THE EXERCISE: Search the data for the string "vehicle" and gather each line it is in.

Extracted data entries:
::::

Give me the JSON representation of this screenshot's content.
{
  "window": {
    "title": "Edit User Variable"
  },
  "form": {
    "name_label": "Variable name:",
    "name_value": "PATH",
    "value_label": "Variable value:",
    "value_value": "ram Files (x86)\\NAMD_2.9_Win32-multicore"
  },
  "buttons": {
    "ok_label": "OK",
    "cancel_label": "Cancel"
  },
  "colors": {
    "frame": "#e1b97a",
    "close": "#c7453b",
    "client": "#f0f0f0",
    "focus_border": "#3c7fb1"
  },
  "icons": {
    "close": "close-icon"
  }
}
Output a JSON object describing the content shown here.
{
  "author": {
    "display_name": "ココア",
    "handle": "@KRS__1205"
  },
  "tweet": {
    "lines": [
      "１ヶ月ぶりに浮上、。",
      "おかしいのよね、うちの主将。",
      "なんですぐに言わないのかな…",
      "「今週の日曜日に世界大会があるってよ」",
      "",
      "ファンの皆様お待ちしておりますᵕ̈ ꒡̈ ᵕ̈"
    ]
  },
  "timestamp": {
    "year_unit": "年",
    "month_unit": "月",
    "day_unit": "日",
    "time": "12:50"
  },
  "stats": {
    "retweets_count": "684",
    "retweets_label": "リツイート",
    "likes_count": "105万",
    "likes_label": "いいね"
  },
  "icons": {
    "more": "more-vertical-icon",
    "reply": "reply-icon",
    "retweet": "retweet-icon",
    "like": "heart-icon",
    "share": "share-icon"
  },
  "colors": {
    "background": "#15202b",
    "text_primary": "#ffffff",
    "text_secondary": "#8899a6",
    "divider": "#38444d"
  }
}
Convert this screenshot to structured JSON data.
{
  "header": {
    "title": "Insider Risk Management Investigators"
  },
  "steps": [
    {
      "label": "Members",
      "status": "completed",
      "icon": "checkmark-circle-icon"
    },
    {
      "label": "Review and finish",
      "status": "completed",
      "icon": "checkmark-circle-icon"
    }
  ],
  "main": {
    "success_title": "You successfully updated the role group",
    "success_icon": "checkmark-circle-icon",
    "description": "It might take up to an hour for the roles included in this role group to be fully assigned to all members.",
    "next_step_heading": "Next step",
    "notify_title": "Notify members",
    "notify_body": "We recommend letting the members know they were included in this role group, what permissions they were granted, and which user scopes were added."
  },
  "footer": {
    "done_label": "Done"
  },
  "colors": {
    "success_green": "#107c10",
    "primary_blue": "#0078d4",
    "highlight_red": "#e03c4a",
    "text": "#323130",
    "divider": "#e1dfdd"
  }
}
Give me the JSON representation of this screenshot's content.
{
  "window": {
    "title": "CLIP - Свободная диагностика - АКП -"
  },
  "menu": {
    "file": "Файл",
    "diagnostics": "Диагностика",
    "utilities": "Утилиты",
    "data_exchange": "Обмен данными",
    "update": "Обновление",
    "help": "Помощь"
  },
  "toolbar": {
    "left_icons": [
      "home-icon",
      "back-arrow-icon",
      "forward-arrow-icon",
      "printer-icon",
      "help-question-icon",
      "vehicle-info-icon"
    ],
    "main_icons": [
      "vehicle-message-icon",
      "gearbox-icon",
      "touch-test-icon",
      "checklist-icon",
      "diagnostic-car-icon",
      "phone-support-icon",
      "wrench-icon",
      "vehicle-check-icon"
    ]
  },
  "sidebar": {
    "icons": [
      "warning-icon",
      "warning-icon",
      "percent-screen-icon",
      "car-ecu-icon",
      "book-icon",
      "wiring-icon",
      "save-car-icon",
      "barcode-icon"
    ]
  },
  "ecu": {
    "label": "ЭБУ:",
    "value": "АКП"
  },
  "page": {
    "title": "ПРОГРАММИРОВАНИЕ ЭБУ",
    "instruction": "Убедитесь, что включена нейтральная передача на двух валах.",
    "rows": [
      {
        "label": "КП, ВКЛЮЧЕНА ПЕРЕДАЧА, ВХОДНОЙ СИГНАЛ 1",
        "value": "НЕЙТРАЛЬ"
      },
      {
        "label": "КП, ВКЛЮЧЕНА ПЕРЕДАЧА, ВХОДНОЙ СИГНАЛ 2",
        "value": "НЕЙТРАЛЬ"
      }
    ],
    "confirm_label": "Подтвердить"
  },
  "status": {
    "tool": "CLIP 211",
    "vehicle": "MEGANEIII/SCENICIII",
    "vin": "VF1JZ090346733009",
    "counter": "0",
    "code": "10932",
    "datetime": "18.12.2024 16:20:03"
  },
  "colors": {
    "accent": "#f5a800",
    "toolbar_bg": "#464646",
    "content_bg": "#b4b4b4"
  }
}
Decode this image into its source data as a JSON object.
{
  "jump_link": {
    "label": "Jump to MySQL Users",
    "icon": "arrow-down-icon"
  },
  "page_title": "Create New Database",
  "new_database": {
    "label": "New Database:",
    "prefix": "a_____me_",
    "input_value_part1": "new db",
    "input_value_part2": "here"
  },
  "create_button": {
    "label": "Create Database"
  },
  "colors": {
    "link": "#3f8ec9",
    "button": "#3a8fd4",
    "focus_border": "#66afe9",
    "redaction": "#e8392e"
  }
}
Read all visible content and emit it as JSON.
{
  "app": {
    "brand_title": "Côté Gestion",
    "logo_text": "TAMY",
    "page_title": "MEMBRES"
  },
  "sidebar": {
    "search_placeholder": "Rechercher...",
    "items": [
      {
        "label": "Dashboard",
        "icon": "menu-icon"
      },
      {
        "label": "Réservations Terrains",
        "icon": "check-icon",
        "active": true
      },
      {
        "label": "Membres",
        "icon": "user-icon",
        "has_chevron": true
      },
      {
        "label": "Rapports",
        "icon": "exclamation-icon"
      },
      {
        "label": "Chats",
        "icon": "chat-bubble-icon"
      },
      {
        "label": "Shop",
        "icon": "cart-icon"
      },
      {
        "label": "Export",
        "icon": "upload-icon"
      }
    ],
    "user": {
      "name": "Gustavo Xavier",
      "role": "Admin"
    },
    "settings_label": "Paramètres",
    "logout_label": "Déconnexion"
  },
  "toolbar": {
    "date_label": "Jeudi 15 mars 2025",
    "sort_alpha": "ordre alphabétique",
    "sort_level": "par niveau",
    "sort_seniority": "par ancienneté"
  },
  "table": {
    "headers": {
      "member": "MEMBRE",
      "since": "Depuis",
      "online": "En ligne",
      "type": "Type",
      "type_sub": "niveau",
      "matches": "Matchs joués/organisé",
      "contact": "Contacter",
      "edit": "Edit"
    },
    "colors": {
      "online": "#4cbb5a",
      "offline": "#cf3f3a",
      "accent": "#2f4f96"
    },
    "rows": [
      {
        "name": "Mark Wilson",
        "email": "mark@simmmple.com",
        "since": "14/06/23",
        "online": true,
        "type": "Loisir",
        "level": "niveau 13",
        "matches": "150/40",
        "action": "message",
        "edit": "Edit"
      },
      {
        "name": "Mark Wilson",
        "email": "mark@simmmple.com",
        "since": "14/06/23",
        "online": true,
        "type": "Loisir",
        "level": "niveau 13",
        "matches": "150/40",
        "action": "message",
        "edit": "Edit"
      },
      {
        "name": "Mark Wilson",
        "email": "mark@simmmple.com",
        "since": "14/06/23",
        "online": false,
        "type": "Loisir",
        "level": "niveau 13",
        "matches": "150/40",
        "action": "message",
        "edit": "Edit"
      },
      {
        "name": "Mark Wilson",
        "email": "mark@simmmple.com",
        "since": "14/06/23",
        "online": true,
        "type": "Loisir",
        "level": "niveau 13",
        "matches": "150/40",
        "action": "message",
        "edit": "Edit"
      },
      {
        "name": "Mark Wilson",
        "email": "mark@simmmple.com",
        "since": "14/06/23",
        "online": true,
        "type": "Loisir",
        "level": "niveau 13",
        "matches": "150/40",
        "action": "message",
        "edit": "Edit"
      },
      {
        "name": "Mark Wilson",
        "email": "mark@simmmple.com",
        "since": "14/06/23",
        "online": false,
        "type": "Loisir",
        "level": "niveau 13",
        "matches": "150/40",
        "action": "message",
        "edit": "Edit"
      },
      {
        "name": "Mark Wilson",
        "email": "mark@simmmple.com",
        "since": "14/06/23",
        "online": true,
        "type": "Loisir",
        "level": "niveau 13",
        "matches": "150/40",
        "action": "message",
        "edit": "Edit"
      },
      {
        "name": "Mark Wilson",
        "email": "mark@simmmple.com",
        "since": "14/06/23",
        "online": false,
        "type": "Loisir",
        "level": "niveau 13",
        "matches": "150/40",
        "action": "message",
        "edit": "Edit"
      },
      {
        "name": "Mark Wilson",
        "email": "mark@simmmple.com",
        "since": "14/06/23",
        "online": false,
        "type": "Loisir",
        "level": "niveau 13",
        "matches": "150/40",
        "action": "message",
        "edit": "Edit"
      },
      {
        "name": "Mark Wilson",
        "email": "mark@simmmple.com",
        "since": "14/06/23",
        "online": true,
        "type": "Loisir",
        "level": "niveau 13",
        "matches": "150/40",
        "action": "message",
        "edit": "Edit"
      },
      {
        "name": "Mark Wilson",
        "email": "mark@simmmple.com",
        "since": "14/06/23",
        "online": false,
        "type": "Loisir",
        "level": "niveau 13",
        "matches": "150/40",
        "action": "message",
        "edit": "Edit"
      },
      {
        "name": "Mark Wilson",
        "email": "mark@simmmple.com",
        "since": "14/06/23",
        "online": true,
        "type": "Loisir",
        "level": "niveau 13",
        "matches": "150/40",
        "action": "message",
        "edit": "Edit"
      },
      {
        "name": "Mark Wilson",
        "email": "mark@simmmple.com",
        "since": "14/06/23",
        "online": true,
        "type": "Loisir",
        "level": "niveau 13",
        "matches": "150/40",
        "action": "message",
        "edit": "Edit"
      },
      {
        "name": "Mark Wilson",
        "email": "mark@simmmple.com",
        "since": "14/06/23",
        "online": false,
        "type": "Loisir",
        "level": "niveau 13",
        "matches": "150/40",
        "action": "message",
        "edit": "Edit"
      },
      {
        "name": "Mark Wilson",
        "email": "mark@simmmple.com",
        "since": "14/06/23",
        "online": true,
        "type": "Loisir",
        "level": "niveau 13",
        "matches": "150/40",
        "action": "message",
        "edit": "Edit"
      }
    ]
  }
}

::::

CORRECT RESPONSE:
      "vehicle-info-icon"
      "vehicle-message-icon",
      "vehicle-check-icon"
    "vehicle": "MEGANEIII/SCENICIII",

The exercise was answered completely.